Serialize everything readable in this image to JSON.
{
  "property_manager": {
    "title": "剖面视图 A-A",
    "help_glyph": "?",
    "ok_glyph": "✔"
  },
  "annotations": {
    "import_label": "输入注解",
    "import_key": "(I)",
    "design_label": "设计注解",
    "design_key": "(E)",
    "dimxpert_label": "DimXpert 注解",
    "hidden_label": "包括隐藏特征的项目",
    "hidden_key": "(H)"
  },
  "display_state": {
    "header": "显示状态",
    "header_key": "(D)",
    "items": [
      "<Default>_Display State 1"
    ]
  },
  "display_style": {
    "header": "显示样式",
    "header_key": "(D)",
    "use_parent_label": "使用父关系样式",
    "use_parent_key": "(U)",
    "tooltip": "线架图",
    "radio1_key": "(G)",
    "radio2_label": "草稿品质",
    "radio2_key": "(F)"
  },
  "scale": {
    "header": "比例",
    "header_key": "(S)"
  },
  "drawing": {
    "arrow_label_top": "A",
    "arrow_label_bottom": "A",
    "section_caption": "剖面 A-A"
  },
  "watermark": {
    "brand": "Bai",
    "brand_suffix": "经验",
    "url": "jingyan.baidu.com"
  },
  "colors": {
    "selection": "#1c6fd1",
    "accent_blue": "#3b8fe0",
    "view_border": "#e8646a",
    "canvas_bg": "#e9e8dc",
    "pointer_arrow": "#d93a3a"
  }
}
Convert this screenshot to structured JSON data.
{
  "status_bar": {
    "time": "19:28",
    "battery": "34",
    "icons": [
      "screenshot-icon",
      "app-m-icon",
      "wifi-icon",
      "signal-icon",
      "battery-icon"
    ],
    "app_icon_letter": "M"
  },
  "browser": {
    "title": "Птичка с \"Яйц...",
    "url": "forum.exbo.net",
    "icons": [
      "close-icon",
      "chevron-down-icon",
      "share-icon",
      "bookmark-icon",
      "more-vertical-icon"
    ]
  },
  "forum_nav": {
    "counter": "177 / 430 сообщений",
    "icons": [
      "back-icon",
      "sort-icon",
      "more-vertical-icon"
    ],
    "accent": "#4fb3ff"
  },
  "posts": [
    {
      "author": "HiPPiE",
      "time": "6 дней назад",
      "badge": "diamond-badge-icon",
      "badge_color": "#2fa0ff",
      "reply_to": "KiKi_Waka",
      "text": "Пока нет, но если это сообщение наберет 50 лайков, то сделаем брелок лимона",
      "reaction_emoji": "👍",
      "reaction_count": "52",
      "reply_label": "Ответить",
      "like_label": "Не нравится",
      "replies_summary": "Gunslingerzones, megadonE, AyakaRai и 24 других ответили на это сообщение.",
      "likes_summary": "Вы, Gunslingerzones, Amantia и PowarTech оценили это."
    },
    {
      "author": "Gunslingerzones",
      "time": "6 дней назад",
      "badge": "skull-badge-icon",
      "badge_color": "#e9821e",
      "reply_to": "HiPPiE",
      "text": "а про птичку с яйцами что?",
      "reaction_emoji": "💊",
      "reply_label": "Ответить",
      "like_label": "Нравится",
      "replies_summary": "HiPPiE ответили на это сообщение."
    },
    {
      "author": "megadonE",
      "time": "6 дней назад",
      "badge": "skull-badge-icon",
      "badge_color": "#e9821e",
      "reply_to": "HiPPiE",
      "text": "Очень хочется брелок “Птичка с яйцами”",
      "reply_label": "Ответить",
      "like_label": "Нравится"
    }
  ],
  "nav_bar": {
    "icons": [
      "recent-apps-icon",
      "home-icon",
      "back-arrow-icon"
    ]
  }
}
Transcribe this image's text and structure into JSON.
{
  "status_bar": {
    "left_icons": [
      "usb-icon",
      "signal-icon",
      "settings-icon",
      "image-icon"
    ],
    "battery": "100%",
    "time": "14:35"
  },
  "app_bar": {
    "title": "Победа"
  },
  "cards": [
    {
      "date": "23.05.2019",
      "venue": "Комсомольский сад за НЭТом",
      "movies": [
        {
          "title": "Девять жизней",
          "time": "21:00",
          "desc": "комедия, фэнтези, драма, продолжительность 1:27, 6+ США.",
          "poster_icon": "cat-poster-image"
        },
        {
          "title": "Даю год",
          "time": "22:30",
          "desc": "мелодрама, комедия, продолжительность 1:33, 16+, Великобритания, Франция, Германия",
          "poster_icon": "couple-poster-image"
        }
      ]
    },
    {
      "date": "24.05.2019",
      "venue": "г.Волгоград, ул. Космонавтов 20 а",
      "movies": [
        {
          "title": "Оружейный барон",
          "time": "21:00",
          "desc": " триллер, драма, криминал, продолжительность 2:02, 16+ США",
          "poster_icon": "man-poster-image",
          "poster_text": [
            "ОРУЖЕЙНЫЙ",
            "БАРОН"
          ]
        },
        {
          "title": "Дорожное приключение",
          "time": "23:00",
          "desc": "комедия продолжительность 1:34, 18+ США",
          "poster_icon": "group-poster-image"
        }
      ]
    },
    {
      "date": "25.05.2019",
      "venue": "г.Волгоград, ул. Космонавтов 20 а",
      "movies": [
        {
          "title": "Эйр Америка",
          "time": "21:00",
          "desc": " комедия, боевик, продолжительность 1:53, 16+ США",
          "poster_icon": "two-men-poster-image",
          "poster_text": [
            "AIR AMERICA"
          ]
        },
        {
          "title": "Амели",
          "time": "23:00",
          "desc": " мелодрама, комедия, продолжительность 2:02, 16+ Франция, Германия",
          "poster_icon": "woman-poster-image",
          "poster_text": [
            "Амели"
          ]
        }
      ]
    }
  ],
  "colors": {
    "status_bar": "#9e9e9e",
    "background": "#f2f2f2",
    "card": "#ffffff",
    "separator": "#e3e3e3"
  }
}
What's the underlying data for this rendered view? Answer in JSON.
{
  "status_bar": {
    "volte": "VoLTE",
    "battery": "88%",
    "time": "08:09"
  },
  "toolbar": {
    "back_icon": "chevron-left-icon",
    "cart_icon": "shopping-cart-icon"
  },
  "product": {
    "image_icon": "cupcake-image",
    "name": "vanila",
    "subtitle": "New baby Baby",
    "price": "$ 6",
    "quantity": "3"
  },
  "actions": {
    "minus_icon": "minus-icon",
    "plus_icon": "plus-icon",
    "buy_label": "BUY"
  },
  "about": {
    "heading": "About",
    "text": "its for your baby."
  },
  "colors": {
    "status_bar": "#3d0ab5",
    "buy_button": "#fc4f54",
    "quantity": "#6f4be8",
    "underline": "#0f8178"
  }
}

***

Exercise details ->
Give all the entries again exactly; leave none out.

Completed exercise ->
Serialize everything readable in this image to JSON.
{
  "property_manager": {
    "title": "剖面视图 A-A",
    "help_glyph": "?",
    "ok_glyph": "✔"
  },
  "annotations": {
    "import_label": "输入注解",
    "import_key": "(I)",
    "design_label": "设计注解",
    "design_key": "(E)",
    "dimxpert_label": "DimXpert 注解",
    "hidden_label": "包括隐藏特征的项目",
    "hidden_key": "(H)"
  },
  "display_state": {
    "header": "显示状态",
    "header_key": "(D)",
    "items": [
      "<Default>_Display State 1"
    ]
  },
  "display_style": {
    "header": "显示样式",
    "header_key": "(D)",
    "use_parent_label": "使用父关系样式",
    "use_parent_key": "(U)",
    "tooltip": "线架图",
    "radio1_key": "(G)",
    "radio2_label": "草稿品质",
    "radio2_key": "(F)"
  },
  "scale": {
    "header": "比例",
    "header_key": "(S)"
  },
  "drawing": {
    "arrow_label_top": "A",
    "arrow_label_bottom": "A",
    "section_caption": "剖面 A-A"
  },
  "watermark": {
    "brand": "Bai",
    "brand_suffix": "经验",
    "url": "jingyan.baidu.com"
  },
  "colors": {
    "selection": "#1c6fd1",
    "accent_blue": "#3b8fe0",
    "view_border": "#e8646a",
    "canvas_bg": "#e9e8dc",
    "pointer_arrow": "#d93a3a"
  }
}
Convert this screenshot to structured JSON data.
{
  "status_bar": {
    "time": "19:28",
    "battery": "34",
    "icons": [
      "screenshot-icon",
      "app-m-icon",
      "wifi-icon",
      "signal-icon",
      "battery-icon"
    ],
    "app_icon_letter": "M"
  },
  "browser": {
    "title": "Птичка с \"Яйц...",
    "url": "forum.exbo.net",
    "icons": [
      "close-icon",
      "chevron-down-icon",
      "share-icon",
      "bookmark-icon",
      "more-vertical-icon"
    ]
  },
  "forum_nav": {
    "counter": "177 / 430 сообщений",
    "icons": [
      "back-icon",
      "sort-icon",
      "more-vertical-icon"
    ],
    "accent": "#4fb3ff"
  },
  "posts": [
    {
      "author": "HiPPiE",
      "time": "6 дней назад",
      "badge": "diamond-badge-icon",
      "badge_color": "#2fa0ff",
      "reply_to": "KiKi_Waka",
      "text": "Пока нет, но если это сообщение наберет 50 лайков, то сделаем брелок лимона",
      "reaction_emoji": "👍",
      "reaction_count": "52",
      "reply_label": "Ответить",
      "like_label": "Не нравится",
      "replies_summary": "Gunslingerzones, megadonE, AyakaRai и 24 других ответили на это сообщение.",
      "likes_summary": "Вы, Gunslingerzones, Amantia и PowarTech оценили это."
    },
    {
      "author": "Gunslingerzones",
      "time": "6 дней назад",
      "badge": "skull-badge-icon",
      "badge_color": "#e9821e",
      "reply_to": "HiPPiE",
      "text": "а про птичку с яйцами что?",
      "reaction_emoji": "💊",
      "reply_label": "Ответить",
      "like_label": "Нравится",
      "replies_summary": "HiPPiE ответили на это сообщение."
    },
    {
      "author": "megadonE",
      "time": "6 дней назад",
      "badge": "skull-badge-icon",
      "badge_color": "#e9821e",
      "reply_to": "HiPPiE",
      "text": "Очень хочется брелок “Птичка с яйцами”",
      "reply_label": "Ответить",
      "like_label": "Нравится"
    }
  ],
  "nav_bar": {
    "icons": [
      "recent-apps-icon",
      "home-icon",
      "back-arrow-icon"
    ]
  }
}
Transcribe this image's text and structure into JSON.
{
  "status_bar": {
    "left_icons": [
      "usb-icon",
      "signal-icon",
      "settings-icon",
      "image-icon"
    ],
    "battery": "100%",
    "time": "14:35"
  },
  "app_bar": {
    "title": "Победа"
  },
  "cards": [
    {
      "date": "23.05.2019",
      "venue": "Комсомольский сад за НЭТом",
      "movies": [
        {
          "title": "Девять жизней",
          "time": "21:00",
          "desc": "комедия, фэнтези, драма, продолжительность 1:27, 6+ США.",
          "poster_icon": "cat-poster-image"
        },
        {
          "title": "Даю год",
          "time": "22:30",
          "desc": "мелодрама, комедия, продолжительность 1:33, 16+, Великобритания, Франция, Германия",
          "poster_icon": "couple-poster-image"
        }
      ]
    },
    {
      "date": "24.05.2019",
      "venue": "г.Волгоград, ул. Космонавтов 20 а",
      "movies": [
        {
          "title": "Оружейный барон",
          "time": "21:00",
          "desc": " триллер, драма, криминал, продолжительность 2:02, 16+ США",
          "poster_icon": "man-poster-image",
          "poster_text": [
            "ОРУЖЕЙНЫЙ",
            "БАРОН"
          ]
        },
        {
          "title": "Дорожное приключение",
          "time": "23:00",
          "desc": "комедия продолжительность 1:34, 18+ США",
          "poster_icon": "group-poster-image"
        }
      ]
    },
    {
      "date": "25.05.2019",
      "venue": "г.Волгоград, ул. Космонавтов 20 а",
      "movies": [
        {
          "title": "Эйр Америка",
          "time": "21:00",
          "desc": " комедия, боевик, продолжительность 1:53, 16+ США",
          "poster_icon": "two-men-poster-image",
          "poster_text": [
            "AIR AMERICA"
          ]
        },
        {
          "title": "Амели",
          "time": "23:00",
          "desc": " мелодрама, комедия, продолжительность 2:02, 16+ Франция, Германия",
          "poster_icon": "woman-poster-image",
          "poster_text": [
            "Амели"
          ]
        }
      ]
    }
  ],
  "colors": {
    "status_bar": "#9e9e9e",
    "background": "#f2f2f2",
    "card": "#ffffff",
    "separator": "#e3e3e3"
  }
}
What's the underlying data for this rendered view? Answer in JSON.
{
  "status_bar": {
    "volte": "VoLTE",
    "battery": "88%",
    "time": "08:09"
  },
  "toolbar": {
    "back_icon": "chevron-left-icon",
    "cart_icon": "shopping-cart-icon"
  },
  "product": {
    "image_icon": "cupcake-image",
    "name": "vanila",
    "subtitle": "New baby Baby",
    "price": "$ 6",
    "quantity": "3"
  },
  "actions": {
    "minus_icon": "minus-icon",
    "plus_icon": "plus-icon",
    "buy_label": "BUY"
  },
  "about": {
    "heading": "About",
    "text": "its for your baby."
  },
  "colors": {
    "status_bar": "#3d0ab5",
    "buy_button": "#fc4f54",
    "quantity": "#6f4be8",
    "underline": "#0f8178"
  }
}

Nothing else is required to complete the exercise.